### TO BE DONE
State how many lines of the listing below contain the string 'ticks'. Give only the number.

### Box annotation data
* * * *

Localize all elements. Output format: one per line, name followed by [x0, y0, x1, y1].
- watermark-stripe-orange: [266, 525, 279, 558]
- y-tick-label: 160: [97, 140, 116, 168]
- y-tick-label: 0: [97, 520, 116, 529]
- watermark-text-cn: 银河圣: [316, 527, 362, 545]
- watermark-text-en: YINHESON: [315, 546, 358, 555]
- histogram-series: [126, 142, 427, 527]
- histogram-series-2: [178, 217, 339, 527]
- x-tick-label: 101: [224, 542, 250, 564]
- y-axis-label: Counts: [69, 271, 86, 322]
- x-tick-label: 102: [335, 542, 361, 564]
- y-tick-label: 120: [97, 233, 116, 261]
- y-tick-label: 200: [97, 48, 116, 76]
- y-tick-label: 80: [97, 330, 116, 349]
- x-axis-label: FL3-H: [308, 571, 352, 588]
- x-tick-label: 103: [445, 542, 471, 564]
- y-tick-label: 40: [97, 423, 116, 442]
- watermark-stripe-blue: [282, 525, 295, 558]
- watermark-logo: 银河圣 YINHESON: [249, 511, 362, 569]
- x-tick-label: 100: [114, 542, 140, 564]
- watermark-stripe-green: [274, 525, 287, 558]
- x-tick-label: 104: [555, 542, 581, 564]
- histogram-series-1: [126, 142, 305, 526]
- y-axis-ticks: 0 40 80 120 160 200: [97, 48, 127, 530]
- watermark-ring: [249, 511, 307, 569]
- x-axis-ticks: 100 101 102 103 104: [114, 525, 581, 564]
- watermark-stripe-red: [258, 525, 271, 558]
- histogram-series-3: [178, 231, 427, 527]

* * * *

### ANSWER TO THIS PROBLEM
2